*Given records:*
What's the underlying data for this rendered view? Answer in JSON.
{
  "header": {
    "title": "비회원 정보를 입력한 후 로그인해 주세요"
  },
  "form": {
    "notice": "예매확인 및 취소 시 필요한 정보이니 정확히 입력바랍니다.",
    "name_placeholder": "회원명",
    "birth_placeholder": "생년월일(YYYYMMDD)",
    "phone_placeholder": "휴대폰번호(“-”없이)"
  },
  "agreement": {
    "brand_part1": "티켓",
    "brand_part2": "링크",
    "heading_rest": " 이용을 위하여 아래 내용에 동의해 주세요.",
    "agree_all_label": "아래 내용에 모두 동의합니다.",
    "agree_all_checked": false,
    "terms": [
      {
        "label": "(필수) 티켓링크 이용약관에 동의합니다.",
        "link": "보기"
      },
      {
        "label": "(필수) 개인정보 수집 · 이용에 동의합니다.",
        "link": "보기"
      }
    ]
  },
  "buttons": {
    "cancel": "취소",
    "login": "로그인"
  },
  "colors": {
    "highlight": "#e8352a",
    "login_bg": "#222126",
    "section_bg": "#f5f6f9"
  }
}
==
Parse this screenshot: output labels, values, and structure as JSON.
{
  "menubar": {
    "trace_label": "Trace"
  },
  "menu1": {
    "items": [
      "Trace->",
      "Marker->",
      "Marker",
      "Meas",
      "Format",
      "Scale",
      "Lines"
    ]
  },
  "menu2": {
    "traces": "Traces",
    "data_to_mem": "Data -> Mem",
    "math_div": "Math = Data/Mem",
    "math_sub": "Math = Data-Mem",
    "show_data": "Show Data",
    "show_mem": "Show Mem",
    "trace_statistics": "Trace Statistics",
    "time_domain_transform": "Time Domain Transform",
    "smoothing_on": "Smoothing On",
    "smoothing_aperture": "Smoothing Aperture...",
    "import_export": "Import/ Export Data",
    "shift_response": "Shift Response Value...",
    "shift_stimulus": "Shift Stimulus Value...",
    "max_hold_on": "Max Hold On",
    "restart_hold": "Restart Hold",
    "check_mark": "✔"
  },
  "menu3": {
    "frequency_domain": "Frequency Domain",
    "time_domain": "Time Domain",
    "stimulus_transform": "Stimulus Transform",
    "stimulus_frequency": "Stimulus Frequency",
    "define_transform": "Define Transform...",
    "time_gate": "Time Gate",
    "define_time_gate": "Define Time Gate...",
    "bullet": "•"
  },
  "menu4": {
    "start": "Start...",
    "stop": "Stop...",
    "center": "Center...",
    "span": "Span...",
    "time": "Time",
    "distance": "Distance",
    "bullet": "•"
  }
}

*Your task:* Pull every line containing "Transform" from the material above.

*Result:*
    "time_domain_transform": "Time Domain Transform",
    "stimulus_transform": "Stimulus Transform",
    "define_transform": "Define Transform...",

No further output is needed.